Written request >> The data must be returned in full and exactly as given.

===== Records supplied =====

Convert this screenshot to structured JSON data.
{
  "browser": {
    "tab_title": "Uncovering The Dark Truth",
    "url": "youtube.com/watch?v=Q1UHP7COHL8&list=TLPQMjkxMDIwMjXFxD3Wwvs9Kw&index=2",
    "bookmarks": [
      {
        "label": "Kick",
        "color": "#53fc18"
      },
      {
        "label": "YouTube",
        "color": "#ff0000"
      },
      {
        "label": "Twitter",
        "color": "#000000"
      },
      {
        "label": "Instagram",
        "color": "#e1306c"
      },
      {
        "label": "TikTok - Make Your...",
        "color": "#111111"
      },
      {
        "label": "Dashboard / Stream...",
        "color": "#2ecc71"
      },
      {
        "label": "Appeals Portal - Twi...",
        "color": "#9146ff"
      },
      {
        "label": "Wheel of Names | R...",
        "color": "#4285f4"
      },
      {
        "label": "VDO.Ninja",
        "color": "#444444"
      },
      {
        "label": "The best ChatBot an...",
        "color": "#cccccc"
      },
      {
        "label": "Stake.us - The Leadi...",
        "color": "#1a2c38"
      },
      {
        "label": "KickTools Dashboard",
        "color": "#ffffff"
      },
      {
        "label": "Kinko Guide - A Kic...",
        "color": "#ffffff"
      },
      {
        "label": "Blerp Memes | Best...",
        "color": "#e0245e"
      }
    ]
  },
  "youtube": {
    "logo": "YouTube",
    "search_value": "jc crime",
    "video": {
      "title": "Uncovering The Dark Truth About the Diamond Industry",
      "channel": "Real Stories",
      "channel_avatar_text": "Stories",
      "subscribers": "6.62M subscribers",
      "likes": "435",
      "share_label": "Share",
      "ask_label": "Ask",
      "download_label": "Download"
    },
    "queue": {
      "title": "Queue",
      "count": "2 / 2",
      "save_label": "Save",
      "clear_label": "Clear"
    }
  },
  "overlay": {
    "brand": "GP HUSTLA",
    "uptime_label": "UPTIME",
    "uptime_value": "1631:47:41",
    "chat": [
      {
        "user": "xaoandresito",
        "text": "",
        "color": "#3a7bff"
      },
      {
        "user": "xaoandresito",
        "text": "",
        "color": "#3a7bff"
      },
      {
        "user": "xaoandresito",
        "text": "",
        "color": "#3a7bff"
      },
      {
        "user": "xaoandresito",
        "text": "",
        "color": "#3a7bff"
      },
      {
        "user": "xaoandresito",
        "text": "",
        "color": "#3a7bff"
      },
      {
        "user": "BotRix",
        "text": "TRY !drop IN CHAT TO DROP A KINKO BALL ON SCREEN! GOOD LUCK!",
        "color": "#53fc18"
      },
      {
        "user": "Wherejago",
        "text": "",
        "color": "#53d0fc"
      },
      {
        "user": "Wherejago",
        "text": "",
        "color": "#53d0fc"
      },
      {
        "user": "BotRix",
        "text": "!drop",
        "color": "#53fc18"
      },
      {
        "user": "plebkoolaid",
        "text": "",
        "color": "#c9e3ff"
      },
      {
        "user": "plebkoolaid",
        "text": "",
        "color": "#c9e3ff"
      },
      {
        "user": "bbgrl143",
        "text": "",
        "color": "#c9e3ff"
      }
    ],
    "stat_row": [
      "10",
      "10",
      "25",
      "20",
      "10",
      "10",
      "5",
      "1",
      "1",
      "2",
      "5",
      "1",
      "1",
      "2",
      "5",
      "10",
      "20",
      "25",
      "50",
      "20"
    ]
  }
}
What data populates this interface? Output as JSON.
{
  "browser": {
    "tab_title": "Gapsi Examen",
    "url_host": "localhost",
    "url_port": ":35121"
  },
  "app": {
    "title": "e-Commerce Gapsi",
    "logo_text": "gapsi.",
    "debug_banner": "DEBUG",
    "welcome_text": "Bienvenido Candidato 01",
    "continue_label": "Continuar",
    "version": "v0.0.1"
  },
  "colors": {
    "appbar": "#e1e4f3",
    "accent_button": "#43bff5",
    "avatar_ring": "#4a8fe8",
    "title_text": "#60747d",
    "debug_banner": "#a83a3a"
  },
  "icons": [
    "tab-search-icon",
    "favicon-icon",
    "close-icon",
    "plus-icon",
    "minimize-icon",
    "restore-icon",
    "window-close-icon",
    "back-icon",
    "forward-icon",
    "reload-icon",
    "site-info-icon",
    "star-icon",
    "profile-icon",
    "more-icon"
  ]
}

=====

The solution >>
Convert this screenshot to structured JSON data.
{
  "browser": {
    "tab_title": "Uncovering The Dark Truth",
    "url": "youtube.com/watch?v=Q1UHP7COHL8&list=TLPQMjkxMDIwMjXFxD3Wwvs9Kw&index=2",
    "bookmarks": [
      {
        "label": "Kick",
        "color": "#53fc18"
      },
      {
        "label": "YouTube",
        "color": "#ff0000"
      },
      {
        "label": "Twitter",
        "color": "#000000"
      },
      {
        "label": "Instagram",
        "color": "#e1306c"
      },
      {
        "label": "TikTok - Make Your...",
        "color": "#111111"
      },
      {
        "label": "Dashboard / Stream...",
        "color": "#2ecc71"
      },
      {
        "label": "Appeals Portal - Twi...",
        "color": "#9146ff"
      },
      {
        "label": "Wheel of Names | R...",
        "color": "#4285f4"
      },
      {
        "label": "VDO.Ninja",
        "color": "#444444"
      },
      {
        "label": "The best ChatBot an...",
        "color": "#cccccc"
      },
      {
        "label": "Stake.us - The Leadi...",
        "color": "#1a2c38"
      },
      {
        "label": "KickTools Dashboard",
        "color": "#ffffff"
      },
      {
        "label": "Kinko Guide - A Kic...",
        "color": "#ffffff"
      },
      {
        "label": "Blerp Memes | Best...",
        "color": "#e0245e"
      }
    ]
  },
  "youtube": {
    "logo": "YouTube",
    "search_value": "jc crime",
    "video": {
      "title": "Uncovering The Dark Truth About the Diamond Industry",
      "channel": "Real Stories",
      "channel_avatar_text": "Stories",
      "subscribers": "6.62M subscribers",
      "likes": "435",
      "share_label": "Share",
      "ask_label": "Ask",
      "download_label": "Download"
    },
    "queue": {
      "title": "Queue",
      "count": "2 / 2",
      "save_label": "Save",
      "clear_label": "Clear"
    }
  },
  "overlay": {
    "brand": "GP HUSTLA",
    "uptime_label": "UPTIME",
    "uptime_value": "1631:47:41",
    "chat": [
      {
        "user": "xaoandresito",
        "text": "",
        "color": "#3a7bff"
      },
      {
        "user": "xaoandresito",
        "text": "",
        "color": "#3a7bff"
      },
      {
        "user": "xaoandresito",
        "text": "",
        "color": "#3a7bff"
      },
      {
        "user": "xaoandresito",
        "text": "",
        "color": "#3a7bff"
      },
      {
        "user": "xaoandresito",
        "text": "",
        "color": "#3a7bff"
      },
      {
        "user": "BotRix",
        "text": "TRY !drop IN CHAT TO DROP A KINKO BALL ON SCREEN! GOOD LUCK!",
        "color": "#53fc18"
      },
      {
        "user": "Wherejago",
        "text": "",
        "color": "#53d0fc"
      },
      {
        "user": "Wherejago",
        "text": "",
        "color": "#53d0fc"
      },
      {
        "user": "BotRix",
        "text": "!drop",
        "color": "#53fc18"
      },
      {
        "user": "plebkoolaid",
        "text": "",
        "color": "#c9e3ff"
      },
      {
        "user": "plebkoolaid",
        "text": "",
        "color": "#c9e3ff"
      },
      {
        "user": "bbgrl143",
        "text": "",
        "color": "#c9e3ff"
      }
    ],
    "stat_row": [
      "10",
      "10",
      "25",
      "20",
      "10",
      "10",
      "5",
      "1",
      "1",
      "2",
      "5",
      "1",
      "1",
      "2",
      "5",
      "10",
      "20",
      "25",
      "50",
      "20"
    ]
  }
}
What data populates this interface? Output as JSON.
{
  "browser": {
    "tab_title": "Gapsi Examen",
    "url_host": "localhost",
    "url_port": ":35121"
  },
  "app": {
    "title": "e-Commerce Gapsi",
    "logo_text": "gapsi.",
    "debug_banner": "DEBUG",
    "welcome_text": "Bienvenido Candidato 01",
    "continue_label": "Continuar",
    "version": "v0.0.1"
  },
  "colors": {
    "appbar": "#e1e4f3",
    "accent_button": "#43bff5",
    "avatar_ring": "#4a8fe8",
    "title_text": "#60747d",
    "debug_banner": "#a83a3a"
  },
  "icons": [
    "tab-search-icon",
    "favicon-icon",
    "close-icon",
    "plus-icon",
    "minimize-icon",
    "restore-icon",
    "window-close-icon",
    "back-icon",
    "forward-icon",
    "reload-icon",
    "site-info-icon",
    "star-icon",
    "profile-icon",
    "more-icon"
  ]
}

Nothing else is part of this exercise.